This is a first stab and I’m not convinced I have it right, however I am excited to put something down on virtual paper, so in three years I can look back and see how far our industry has evolved and realize how naive I was.

Server-, network- and cloud-based solution providers, including Strangeloop, Aptimize, Acceloweb, and Webo

Web performance timeline: Any trends here?

After organizing the solution providers in both the delivery and transformation camps, I thought it would be interesting to put the key players in front-end performance on a timeline and see if any patterns emerged:

Includes Gomez, Akamai, Strangeloop, SPDY, and Velocity

As you can see, in addition to showing solution providers, this timeline also shows when new browsers appeared on the market, as well as the appearance of widely embraced performance tools and reference materials. This is a brain dump, but I tried to capture they key elements that I think of when it comes to front-end performance.

This historical bird’s eye view corroborates my delivery-to-transformation theory of performance evolution:

  • The early web was all about the basics: seeing content (i.e. browsers) and getting to modems (Gzip and other server side tricks).
  • The exuberance of the late ’90s was made possible by huge investments in basic infrastructure and foundational datacenter technology. In our world, the key developments were the first load balancers (F5/Netscaler), the introduction of Akamai, and the development of measurement tools such as Gomez and Keynote, which set the standard for web performance measurement.
  • The late ’90s was a hotbed for innovation and produced the first interesting cloud play for dynamic content (Netli) and the first real transformation play (Pivia, which was subsequently bought by Swan Labs and then swallowed by F5; this 10-year-old technology is now branded as the F5 Web Accelerator).
  • 2000-2006 was a tough time for the front-end performance market. We did see some incredible innovation in related markets, such as the branch office acceleration market (i.e. technology that speeds up Outlook and Office between branch offices). The only interesting and key innovator in my eyes was Fineground, which blazed a trail in transformation but sold to Cisco and subsequently was killed.
  • With the recovery of the web economy came greater investment in new tools and research. In 2006, I co-founded Strangeloop and we filed our first patent on the technology that formed the basis for the set of solutions now known as Site Optimizer.
  • Shortly afterward, O’Reilly published Steve Souders’ book High Performance Web Sites. On its heels came a number of developer resources and diagnostic tools such as Webpagetest, and Browserscope, as well as the Velocity conference, which quickly became an unofficial hub of the performance community.
  • In more recent times, our industry has matured with more entrants into the transformation space and legitimization of the core premise with seminal moments like the inclusion of page speed as a key ranking factor in the Google search algorithm.

Your thoughts?

This is just my wide-angle take on the front-end web performance landscape. I’m very interested to hear yours. Is my classification scheme accurate? Have I left out any major developments or solution providers? Are there any gaps that need to be filled? Trends I’ve missed?

And what about the future of solution delivery? Given the trajectory we’re on, where do you see our industry going in the next few years?

Extracted material =>
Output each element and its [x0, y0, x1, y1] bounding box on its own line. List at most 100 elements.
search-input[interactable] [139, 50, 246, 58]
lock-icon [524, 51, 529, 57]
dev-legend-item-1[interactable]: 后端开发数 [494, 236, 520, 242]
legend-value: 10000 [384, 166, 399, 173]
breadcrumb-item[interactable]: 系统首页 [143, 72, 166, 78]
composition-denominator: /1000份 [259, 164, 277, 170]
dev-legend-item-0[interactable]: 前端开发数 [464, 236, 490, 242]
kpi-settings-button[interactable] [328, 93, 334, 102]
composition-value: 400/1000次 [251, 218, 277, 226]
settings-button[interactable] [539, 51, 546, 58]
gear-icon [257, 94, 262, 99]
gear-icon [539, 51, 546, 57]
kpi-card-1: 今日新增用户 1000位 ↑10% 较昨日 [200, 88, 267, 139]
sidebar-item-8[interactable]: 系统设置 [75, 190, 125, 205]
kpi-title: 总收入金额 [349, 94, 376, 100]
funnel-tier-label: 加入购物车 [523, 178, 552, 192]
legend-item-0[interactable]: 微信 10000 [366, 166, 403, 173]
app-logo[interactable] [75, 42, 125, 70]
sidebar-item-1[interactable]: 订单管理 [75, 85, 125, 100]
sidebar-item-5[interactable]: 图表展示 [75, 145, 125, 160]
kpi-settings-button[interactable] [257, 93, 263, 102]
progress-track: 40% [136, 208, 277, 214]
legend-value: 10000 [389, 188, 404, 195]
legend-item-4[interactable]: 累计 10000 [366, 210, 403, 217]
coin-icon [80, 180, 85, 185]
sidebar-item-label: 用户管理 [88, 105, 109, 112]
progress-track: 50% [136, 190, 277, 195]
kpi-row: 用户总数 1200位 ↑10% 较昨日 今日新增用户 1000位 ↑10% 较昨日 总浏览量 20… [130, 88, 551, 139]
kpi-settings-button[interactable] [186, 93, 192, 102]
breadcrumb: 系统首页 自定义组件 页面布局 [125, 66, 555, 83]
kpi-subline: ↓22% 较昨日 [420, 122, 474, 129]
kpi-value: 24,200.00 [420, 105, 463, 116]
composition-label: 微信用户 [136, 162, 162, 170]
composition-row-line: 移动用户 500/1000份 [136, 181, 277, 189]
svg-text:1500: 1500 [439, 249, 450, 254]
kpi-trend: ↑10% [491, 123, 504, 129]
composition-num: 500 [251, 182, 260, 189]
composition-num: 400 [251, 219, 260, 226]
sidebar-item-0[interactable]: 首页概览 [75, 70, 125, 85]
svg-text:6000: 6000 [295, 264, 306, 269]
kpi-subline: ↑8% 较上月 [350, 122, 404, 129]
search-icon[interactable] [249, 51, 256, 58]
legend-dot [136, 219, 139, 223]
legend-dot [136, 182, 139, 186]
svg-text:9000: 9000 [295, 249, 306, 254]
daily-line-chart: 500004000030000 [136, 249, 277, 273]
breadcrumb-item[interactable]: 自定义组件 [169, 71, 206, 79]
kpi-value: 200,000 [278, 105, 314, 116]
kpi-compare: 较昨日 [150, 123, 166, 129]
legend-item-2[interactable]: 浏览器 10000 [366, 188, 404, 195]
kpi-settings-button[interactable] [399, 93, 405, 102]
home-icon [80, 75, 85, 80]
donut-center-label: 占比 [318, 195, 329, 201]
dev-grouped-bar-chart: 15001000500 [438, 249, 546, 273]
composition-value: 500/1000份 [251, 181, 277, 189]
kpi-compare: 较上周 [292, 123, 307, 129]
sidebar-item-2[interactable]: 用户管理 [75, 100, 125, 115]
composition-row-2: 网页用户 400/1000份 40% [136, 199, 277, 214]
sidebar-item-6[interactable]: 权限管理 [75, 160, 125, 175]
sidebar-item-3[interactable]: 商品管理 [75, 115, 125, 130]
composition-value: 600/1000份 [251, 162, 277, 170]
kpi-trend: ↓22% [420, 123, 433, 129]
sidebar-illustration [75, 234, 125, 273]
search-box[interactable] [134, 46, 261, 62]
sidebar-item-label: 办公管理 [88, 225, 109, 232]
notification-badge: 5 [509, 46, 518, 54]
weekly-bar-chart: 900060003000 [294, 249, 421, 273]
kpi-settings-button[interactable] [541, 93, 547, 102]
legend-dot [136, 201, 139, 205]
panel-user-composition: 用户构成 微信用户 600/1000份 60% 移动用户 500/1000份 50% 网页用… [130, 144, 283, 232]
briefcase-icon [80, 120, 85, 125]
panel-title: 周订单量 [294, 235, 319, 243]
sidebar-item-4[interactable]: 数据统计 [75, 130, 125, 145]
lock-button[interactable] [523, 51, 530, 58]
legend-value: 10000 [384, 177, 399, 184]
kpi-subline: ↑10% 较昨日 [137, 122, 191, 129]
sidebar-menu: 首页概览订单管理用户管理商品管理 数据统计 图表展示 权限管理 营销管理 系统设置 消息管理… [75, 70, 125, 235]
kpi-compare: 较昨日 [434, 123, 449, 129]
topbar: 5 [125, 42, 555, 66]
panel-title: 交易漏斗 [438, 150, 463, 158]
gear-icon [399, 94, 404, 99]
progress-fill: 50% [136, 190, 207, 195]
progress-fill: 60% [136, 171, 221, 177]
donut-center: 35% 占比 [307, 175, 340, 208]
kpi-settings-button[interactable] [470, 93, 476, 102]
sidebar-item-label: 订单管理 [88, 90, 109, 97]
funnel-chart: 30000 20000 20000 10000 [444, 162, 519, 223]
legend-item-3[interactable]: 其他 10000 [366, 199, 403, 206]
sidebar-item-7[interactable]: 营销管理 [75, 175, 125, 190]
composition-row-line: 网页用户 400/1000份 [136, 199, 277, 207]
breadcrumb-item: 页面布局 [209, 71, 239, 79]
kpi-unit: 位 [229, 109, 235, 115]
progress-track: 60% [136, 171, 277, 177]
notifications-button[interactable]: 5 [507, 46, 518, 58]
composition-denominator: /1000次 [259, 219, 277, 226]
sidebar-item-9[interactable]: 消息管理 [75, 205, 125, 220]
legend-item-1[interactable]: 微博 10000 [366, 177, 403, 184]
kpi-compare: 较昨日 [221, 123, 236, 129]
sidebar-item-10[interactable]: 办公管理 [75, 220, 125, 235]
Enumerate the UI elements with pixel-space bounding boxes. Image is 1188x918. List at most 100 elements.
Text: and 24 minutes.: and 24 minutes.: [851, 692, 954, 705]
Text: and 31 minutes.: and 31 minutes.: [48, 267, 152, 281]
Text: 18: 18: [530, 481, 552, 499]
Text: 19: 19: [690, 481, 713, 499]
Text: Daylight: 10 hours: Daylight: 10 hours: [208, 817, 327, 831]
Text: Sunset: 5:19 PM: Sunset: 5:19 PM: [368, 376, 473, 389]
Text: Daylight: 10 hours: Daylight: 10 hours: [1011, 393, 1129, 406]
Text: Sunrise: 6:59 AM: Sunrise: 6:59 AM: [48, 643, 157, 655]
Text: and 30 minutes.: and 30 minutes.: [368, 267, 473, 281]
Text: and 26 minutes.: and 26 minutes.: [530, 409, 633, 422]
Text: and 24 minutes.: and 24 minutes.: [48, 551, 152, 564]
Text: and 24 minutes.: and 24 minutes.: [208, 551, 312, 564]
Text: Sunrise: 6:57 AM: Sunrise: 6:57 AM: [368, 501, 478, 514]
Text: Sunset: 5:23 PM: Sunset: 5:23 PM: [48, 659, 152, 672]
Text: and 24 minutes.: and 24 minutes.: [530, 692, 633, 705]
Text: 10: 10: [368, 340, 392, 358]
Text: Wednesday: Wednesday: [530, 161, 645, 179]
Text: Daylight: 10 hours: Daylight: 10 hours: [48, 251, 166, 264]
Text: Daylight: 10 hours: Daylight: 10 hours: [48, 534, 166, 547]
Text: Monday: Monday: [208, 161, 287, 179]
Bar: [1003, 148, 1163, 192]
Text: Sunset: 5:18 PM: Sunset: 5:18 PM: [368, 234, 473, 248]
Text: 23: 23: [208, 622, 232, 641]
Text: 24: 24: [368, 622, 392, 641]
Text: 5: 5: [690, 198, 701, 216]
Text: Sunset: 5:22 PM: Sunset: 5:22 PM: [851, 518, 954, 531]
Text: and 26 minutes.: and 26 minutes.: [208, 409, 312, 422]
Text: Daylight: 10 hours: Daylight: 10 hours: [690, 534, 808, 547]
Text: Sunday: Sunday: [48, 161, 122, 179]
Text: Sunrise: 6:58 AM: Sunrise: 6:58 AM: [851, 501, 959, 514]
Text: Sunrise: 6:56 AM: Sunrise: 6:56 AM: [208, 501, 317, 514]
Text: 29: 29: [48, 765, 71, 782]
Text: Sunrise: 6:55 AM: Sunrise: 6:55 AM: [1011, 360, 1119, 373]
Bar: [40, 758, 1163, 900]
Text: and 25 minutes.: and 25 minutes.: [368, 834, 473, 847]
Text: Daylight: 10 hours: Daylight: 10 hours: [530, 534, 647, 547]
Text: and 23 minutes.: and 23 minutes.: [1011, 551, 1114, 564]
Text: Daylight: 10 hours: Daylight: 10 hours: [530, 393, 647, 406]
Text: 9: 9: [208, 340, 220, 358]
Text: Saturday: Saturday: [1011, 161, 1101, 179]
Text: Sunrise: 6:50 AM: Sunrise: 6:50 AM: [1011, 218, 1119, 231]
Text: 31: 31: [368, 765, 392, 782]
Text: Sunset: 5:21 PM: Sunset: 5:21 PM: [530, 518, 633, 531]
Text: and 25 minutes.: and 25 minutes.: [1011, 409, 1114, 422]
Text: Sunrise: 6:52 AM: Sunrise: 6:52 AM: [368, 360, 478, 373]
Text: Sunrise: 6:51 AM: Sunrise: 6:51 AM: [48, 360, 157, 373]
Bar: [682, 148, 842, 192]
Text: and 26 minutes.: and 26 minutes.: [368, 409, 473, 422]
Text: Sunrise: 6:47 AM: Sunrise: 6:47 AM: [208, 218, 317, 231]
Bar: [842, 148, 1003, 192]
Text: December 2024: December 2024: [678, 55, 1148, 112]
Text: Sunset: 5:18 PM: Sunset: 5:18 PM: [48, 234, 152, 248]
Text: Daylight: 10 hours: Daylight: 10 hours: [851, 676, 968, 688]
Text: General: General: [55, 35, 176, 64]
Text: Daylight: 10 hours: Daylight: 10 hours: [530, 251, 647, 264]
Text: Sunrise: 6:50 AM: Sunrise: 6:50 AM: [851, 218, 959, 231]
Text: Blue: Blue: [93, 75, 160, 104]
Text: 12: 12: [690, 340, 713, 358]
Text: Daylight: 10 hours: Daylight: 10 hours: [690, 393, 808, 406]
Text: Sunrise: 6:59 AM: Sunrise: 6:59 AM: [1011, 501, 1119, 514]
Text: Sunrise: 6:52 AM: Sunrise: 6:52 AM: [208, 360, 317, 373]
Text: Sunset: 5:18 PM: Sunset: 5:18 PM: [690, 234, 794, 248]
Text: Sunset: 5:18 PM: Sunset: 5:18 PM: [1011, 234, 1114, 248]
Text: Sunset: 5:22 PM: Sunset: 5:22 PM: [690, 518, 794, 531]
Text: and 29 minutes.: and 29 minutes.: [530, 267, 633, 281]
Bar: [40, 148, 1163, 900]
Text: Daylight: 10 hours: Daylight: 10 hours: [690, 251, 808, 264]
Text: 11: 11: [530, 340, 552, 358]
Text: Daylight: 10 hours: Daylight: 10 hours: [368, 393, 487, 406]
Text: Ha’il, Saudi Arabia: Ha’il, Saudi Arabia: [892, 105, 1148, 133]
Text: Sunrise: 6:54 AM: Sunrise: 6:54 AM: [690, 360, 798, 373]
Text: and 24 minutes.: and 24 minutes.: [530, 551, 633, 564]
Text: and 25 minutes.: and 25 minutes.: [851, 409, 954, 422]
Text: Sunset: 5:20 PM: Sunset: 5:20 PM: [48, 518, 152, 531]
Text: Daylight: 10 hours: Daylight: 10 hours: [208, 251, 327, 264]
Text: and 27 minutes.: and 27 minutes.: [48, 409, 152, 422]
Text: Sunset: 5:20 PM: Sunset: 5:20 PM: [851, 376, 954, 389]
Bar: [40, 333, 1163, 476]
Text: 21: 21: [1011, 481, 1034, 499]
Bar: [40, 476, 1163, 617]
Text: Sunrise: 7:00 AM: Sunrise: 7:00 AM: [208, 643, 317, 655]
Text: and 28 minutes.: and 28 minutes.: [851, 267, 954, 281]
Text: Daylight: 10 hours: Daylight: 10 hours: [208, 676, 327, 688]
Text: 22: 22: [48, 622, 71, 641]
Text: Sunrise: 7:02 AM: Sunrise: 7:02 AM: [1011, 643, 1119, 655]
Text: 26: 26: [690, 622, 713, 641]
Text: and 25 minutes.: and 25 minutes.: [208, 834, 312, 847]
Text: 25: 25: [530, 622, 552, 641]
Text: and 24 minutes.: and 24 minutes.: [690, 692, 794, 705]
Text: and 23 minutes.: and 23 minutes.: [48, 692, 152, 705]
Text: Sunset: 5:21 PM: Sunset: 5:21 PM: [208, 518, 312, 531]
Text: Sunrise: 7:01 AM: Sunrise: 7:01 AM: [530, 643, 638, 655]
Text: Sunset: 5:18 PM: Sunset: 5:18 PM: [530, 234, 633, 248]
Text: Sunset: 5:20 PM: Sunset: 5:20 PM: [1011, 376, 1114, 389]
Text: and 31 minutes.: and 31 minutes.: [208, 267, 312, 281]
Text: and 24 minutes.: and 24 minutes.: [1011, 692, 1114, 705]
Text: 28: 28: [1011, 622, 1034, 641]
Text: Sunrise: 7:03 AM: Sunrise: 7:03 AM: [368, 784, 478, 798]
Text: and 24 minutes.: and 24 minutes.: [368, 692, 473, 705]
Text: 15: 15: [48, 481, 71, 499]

Brief 1 => In the web performance overview, which company first bought Pivia?
Brief 2 => Reproduce the passage from the web performance overview starting at "This is just" and ending at "Trends I’ve missed?".

Exercise response 1 => Swan Labs

Exercise response 2 =>
This is just my wide-angle take on the front-end web performance landscape. I’m very interested to hear yours. Is my classification scheme accurate? Have I left out any major developments or solution providers? Are there any gaps that need to be filled? Trends I’ve missed?